Records from a collection
-- begin --
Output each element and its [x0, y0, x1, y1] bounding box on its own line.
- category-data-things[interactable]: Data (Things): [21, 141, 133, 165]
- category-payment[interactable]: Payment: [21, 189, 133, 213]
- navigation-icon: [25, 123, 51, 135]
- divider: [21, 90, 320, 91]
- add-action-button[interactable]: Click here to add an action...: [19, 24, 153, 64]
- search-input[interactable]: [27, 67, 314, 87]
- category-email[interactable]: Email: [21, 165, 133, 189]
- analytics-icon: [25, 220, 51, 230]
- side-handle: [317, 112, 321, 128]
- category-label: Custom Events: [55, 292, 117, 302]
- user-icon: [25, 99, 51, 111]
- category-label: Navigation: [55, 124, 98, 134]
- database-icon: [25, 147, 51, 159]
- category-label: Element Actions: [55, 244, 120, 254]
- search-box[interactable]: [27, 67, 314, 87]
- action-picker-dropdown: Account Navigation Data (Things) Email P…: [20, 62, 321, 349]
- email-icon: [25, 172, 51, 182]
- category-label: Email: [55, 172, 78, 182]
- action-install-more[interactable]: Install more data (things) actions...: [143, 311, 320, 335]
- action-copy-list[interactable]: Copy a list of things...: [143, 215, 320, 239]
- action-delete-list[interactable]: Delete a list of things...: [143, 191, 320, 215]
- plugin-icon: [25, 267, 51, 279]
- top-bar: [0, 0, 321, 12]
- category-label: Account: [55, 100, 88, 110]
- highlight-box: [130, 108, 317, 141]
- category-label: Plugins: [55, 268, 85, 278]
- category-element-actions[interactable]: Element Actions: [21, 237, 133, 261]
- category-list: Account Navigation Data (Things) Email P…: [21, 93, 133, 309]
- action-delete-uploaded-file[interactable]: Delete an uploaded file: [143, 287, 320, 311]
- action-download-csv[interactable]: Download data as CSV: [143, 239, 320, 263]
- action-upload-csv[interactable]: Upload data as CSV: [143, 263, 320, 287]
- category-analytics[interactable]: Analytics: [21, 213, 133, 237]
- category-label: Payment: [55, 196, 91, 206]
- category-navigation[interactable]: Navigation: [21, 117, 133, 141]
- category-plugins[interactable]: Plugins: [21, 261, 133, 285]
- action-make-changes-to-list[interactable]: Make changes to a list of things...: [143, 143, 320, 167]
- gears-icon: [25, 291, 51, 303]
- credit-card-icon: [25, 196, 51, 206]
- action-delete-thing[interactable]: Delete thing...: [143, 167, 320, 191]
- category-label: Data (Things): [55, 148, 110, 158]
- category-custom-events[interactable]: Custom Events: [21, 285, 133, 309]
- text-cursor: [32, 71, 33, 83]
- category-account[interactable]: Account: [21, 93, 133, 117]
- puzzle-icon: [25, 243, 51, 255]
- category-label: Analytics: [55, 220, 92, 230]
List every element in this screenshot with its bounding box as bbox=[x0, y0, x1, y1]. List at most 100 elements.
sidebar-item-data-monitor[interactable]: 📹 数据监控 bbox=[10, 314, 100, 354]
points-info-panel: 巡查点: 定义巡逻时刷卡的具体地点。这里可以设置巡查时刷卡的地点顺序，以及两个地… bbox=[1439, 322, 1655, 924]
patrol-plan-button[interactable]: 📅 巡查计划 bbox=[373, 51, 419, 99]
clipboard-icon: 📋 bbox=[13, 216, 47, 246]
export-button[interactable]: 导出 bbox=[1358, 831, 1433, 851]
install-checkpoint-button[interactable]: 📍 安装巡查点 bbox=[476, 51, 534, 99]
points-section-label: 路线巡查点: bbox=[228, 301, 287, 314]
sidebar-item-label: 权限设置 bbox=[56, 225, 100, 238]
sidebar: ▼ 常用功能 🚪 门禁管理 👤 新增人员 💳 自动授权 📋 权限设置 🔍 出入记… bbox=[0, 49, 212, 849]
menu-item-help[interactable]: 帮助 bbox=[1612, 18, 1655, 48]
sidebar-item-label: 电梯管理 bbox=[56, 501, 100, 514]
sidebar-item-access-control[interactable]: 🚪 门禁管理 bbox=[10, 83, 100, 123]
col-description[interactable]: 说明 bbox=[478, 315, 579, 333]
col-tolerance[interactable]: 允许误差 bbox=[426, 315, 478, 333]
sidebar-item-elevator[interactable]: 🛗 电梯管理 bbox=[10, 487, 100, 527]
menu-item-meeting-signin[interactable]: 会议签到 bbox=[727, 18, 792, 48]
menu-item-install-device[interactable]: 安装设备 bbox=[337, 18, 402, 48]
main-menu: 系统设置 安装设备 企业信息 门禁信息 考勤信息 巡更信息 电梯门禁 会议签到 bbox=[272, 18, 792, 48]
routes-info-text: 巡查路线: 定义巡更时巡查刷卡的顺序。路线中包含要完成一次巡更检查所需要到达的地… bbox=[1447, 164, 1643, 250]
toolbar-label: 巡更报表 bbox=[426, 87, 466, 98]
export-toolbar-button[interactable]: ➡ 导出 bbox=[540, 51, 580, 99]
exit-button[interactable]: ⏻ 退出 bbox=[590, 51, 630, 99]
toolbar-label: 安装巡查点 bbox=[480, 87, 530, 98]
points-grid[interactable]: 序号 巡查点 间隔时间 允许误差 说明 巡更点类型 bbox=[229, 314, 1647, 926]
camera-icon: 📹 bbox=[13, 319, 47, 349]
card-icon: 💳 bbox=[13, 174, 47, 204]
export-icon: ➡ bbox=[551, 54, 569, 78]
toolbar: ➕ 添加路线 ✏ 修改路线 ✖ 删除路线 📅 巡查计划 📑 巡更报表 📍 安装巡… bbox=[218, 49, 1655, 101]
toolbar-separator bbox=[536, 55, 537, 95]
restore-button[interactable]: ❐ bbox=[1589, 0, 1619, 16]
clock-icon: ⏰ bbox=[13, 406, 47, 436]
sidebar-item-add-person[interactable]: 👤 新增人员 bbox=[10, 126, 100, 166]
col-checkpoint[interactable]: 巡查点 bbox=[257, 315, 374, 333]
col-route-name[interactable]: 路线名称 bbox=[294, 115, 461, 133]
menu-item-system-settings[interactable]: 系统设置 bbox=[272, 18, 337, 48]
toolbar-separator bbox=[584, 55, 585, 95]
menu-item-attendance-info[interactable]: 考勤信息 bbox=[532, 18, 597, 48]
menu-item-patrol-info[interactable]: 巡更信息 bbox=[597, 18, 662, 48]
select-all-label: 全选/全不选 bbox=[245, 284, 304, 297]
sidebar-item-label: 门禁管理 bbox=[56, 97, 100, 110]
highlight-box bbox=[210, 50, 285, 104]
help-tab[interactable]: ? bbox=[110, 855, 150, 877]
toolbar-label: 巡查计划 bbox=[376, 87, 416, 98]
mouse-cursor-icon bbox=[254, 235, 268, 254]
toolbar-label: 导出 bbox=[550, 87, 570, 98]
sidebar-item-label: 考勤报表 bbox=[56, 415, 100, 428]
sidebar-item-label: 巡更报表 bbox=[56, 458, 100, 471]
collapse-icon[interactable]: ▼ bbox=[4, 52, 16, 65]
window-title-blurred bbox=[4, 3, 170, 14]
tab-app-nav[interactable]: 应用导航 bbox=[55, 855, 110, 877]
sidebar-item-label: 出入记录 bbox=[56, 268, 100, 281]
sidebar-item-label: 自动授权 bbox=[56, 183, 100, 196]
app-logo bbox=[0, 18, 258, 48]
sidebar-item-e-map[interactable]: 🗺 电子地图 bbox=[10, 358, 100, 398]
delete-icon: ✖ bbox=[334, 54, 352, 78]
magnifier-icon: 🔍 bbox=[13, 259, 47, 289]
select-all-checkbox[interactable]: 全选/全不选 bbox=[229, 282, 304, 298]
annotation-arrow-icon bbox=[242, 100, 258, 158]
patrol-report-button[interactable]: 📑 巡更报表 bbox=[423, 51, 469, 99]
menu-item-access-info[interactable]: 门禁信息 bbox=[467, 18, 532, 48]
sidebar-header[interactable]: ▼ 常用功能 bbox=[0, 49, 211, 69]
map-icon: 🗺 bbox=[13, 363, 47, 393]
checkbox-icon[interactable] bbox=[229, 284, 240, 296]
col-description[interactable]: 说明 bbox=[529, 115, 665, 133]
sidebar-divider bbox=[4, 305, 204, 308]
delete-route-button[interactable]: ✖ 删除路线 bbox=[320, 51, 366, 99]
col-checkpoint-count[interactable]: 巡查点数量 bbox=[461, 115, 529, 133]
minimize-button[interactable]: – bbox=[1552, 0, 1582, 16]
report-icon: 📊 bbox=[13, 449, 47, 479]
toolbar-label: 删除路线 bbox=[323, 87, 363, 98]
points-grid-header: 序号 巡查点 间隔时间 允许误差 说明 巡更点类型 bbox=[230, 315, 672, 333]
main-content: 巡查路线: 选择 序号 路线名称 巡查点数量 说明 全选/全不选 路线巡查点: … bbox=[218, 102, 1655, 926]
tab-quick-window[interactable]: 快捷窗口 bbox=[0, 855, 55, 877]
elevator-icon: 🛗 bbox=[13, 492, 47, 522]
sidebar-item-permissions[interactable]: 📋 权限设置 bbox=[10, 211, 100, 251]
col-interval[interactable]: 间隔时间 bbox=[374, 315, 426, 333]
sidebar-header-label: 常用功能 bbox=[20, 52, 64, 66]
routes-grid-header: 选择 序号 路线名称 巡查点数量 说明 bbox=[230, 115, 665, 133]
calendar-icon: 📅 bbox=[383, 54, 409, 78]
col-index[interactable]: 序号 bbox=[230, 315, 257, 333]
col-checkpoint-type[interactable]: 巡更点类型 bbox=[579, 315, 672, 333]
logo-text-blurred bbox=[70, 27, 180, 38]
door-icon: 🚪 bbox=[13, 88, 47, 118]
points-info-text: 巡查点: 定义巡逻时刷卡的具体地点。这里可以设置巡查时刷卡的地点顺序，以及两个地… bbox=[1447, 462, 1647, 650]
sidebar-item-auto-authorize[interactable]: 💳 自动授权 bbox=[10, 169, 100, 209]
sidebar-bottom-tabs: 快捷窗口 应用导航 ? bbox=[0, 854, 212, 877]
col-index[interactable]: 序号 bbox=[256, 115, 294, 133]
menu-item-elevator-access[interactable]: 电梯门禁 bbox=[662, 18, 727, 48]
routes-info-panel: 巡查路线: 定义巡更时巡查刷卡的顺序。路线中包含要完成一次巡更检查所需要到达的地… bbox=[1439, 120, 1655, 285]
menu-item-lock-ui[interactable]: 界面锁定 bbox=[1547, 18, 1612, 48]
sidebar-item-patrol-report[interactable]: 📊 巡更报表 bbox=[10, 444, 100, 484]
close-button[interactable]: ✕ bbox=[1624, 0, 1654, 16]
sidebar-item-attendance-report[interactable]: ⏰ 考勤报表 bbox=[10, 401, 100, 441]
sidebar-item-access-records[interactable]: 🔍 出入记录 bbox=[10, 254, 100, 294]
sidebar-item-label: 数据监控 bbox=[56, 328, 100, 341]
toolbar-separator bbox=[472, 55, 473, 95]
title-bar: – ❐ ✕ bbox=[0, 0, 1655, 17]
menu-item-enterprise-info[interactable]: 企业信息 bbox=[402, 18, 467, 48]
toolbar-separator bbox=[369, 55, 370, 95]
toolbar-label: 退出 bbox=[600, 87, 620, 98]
-- end --
:: INSTRUCTIONS FOR THE TASK ::
Copy out the entries above, from the start through the line containing "213, 133, 237]".

:: TASK SOLUTION ::
Output each element and its [x0, y0, x1, y1] bounding box on its own line.
- category-data-things[interactable]: Data (Things): [21, 141, 133, 165]
- category-payment[interactable]: Payment: [21, 189, 133, 213]
- navigation-icon: [25, 123, 51, 135]
- divider: [21, 90, 320, 91]
- add-action-button[interactable]: Click here to add an action...: [19, 24, 153, 64]
- search-input[interactable]: [27, 67, 314, 87]
- category-email[interactable]: Email: [21, 165, 133, 189]
- analytics-icon: [25, 220, 51, 230]
- side-handle: [317, 112, 321, 128]
- category-label: Custom Events: [55, 292, 117, 302]
- user-icon: [25, 99, 51, 111]
- category-label: Navigation: [55, 124, 98, 134]
- database-icon: [25, 147, 51, 159]
- category-label: Element Actions: [55, 244, 120, 254]
- search-box[interactable]: [27, 67, 314, 87]
- action-picker-dropdown: Account Navigation Data (Things) Email P…: [20, 62, 321, 349]
- email-icon: [25, 172, 51, 182]
- category-label: Email: [55, 172, 78, 182]
- action-install-more[interactable]: Install more data (things) actions...: [143, 311, 320, 335]
- action-copy-list[interactable]: Copy a list of things...: [143, 215, 320, 239]
- action-delete-list[interactable]: Delete a list of things...: [143, 191, 320, 215]
- plugin-icon: [25, 267, 51, 279]
- top-bar: [0, 0, 321, 12]
- category-label: Account: [55, 100, 88, 110]
- highlight-box: [130, 108, 317, 141]
- category-label: Plugins: [55, 268, 85, 278]
- category-element-actions[interactable]: Element Actions: [21, 237, 133, 261]
- category-list: Account Navigation Data (Things) Email P…: [21, 93, 133, 309]
- action-delete-uploaded-file[interactable]: Delete an uploaded file: [143, 287, 320, 311]
- action-download-csv[interactable]: Download data as CSV: [143, 239, 320, 263]
- action-upload-csv[interactable]: Upload data as CSV: [143, 263, 320, 287]
- category-analytics[interactable]: Analytics: [21, 213, 133, 237]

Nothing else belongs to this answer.